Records
------------------------

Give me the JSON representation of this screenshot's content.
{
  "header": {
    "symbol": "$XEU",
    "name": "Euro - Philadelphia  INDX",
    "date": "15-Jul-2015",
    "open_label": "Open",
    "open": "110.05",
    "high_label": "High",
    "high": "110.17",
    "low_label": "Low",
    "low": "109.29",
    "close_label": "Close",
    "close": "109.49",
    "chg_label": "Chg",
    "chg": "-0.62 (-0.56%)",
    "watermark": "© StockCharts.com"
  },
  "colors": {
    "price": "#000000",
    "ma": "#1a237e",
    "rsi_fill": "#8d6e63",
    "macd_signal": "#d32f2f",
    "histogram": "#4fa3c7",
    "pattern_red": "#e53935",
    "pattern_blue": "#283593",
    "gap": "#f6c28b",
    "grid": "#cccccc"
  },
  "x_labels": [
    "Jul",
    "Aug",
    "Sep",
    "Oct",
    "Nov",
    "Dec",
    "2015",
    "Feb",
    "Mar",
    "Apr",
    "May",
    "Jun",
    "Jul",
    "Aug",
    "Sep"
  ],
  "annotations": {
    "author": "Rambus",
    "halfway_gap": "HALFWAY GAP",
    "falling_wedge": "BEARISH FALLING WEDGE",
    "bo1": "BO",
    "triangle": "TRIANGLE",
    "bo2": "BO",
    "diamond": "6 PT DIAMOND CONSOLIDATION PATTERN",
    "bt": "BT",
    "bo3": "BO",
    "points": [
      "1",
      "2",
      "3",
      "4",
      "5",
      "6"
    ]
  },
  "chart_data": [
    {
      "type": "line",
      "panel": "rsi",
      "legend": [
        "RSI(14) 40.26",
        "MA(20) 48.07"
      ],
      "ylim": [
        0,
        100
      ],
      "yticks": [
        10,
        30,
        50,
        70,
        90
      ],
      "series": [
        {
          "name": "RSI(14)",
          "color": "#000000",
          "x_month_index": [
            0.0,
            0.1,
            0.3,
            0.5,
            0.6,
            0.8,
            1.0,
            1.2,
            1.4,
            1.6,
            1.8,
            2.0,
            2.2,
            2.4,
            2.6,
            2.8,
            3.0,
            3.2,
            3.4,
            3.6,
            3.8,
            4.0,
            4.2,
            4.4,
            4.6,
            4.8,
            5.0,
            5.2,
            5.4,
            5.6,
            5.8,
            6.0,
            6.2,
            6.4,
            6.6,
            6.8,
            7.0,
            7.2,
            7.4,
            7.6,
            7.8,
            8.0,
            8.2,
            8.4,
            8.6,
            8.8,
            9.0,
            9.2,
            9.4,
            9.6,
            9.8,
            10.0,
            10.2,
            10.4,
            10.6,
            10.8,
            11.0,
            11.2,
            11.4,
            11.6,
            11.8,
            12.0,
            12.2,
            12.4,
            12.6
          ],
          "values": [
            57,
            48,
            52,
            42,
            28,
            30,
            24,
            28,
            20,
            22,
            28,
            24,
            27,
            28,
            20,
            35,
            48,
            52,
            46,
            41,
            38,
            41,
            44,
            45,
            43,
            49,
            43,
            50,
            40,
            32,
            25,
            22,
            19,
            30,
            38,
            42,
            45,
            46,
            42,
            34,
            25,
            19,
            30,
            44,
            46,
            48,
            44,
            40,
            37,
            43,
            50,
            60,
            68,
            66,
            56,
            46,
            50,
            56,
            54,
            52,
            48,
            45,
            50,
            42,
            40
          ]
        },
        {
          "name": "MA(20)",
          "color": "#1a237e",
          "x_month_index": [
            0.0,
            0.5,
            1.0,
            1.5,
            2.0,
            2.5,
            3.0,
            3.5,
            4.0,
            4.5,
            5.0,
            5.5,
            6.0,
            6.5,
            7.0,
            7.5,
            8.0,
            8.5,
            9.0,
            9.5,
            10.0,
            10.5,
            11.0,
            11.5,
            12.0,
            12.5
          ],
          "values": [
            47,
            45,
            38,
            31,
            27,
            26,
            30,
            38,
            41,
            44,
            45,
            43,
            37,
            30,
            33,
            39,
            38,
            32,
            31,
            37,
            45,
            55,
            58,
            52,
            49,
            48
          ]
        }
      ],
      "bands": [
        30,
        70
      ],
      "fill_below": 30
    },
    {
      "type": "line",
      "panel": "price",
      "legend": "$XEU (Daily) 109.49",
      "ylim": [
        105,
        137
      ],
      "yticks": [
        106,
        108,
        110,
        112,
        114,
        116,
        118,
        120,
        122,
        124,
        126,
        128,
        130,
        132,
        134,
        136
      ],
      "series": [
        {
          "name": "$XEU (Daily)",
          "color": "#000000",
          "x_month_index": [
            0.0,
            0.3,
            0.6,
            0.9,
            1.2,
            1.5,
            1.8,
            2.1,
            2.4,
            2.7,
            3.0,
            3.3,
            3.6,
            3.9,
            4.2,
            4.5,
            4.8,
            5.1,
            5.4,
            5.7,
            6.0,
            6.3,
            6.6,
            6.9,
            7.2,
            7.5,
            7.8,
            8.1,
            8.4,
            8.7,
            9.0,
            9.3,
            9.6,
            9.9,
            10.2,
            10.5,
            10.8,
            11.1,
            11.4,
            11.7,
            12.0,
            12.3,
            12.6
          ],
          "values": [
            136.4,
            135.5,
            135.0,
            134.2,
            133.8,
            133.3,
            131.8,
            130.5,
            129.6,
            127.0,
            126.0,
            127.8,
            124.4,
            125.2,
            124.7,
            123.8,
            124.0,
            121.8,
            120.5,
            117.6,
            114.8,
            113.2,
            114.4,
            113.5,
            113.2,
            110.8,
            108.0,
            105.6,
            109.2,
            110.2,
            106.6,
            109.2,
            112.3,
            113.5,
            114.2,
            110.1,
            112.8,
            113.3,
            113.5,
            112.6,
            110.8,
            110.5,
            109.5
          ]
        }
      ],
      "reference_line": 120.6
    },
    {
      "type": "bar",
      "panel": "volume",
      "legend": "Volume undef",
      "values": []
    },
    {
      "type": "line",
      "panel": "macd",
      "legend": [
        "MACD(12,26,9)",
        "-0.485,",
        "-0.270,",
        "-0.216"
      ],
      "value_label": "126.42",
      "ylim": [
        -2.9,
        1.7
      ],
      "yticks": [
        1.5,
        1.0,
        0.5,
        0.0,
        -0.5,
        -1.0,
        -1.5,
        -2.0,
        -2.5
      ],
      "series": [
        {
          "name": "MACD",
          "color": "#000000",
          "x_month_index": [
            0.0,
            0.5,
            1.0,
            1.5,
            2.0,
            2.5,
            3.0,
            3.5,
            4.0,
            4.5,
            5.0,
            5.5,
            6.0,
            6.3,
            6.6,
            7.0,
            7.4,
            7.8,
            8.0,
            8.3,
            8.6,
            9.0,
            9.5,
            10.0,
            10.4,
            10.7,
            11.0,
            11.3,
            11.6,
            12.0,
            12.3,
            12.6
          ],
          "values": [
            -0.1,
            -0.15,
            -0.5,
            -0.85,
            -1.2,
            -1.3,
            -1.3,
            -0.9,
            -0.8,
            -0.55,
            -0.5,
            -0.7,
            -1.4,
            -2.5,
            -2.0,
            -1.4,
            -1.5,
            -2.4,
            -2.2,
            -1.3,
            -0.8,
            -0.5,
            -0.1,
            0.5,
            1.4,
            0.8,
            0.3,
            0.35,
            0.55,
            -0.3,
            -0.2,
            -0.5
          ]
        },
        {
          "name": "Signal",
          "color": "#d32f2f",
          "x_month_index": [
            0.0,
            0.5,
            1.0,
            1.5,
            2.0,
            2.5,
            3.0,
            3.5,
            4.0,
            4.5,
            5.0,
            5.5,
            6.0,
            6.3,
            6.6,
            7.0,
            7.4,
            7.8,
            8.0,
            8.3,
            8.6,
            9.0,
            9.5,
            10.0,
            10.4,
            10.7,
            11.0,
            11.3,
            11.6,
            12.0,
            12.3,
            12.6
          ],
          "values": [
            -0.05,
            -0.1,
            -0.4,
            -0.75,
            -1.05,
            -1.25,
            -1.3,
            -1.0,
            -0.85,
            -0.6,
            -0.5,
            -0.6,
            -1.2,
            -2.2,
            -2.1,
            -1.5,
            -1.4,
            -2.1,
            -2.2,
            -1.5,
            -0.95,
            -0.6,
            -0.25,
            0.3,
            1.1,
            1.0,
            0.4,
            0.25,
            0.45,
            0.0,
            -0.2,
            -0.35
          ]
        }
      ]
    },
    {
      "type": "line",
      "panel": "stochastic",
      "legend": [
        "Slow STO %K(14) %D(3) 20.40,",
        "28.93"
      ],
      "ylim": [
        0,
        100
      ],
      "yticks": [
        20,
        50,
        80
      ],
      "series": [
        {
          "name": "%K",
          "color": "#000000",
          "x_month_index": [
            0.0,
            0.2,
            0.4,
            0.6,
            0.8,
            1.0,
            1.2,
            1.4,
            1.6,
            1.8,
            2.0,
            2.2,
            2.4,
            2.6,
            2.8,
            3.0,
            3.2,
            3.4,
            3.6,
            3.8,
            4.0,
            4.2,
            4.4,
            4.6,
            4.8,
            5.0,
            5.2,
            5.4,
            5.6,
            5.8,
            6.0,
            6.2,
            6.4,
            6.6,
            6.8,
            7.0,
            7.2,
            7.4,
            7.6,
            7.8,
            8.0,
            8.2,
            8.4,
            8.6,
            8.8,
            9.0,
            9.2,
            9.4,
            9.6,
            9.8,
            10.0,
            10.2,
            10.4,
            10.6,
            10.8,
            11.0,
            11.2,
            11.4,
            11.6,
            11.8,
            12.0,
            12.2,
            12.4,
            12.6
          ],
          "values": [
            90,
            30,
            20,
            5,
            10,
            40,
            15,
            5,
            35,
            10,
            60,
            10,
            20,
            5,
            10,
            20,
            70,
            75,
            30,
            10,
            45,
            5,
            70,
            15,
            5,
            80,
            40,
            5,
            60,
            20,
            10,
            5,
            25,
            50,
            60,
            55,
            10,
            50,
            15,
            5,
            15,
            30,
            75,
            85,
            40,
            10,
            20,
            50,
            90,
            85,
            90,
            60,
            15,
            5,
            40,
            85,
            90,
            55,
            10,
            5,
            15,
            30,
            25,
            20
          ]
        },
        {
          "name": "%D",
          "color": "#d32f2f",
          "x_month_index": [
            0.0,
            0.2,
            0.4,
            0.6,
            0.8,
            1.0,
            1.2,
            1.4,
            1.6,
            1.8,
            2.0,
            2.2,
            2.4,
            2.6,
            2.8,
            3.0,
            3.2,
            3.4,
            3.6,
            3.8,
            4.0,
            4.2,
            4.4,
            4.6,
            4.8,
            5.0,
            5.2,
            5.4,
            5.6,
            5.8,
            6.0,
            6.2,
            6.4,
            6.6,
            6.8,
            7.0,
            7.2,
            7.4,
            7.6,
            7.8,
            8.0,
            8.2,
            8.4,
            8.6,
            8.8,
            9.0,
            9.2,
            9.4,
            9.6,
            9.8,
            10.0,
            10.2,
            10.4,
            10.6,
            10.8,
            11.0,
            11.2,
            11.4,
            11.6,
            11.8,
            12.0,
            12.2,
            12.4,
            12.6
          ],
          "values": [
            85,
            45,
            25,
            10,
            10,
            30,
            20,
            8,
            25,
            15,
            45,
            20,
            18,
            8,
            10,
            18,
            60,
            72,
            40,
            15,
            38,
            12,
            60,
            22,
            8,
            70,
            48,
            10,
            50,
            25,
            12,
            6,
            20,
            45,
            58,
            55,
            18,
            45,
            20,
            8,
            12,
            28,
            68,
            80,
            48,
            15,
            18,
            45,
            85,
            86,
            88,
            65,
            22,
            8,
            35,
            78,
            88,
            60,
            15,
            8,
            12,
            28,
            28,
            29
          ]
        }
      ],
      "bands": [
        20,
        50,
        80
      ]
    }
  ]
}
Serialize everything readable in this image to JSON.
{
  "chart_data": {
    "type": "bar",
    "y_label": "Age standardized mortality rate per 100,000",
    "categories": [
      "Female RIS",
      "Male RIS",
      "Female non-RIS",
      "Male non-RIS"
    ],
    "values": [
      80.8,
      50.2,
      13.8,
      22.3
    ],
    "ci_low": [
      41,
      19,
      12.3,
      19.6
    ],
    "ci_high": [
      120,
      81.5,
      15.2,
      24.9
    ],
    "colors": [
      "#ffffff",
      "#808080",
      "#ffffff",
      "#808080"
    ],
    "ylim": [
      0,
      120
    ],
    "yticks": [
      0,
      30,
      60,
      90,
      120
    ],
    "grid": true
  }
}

------------------------

Work to be completed
Output only the lines running from the line with "Serialize everything readable" through the final line of the data, inclusive.

Response to this task
Serialize everything readable in this image to JSON.
{
  "chart_data": {
    "type": "bar",
    "y_label": "Age standardized mortality rate per 100,000",
    "categories": [
      "Female RIS",
      "Male RIS",
      "Female non-RIS",
      "Male non-RIS"
    ],
    "values": [
      80.8,
      50.2,
      13.8,
      22.3
    ],
    "ci_low": [
      41,
      19,
      12.3,
      19.6
    ],
    "ci_high": [
      120,
      81.5,
      15.2,
      24.9
    ],
    "colors": [
      "#ffffff",
      "#808080",
      "#ffffff",
      "#808080"
    ],
    "ylim": [
      0,
      120
    ],
    "yticks": [
      0,
      30,
      60,
      90,
      120
    ],
    "grid": true
  }
}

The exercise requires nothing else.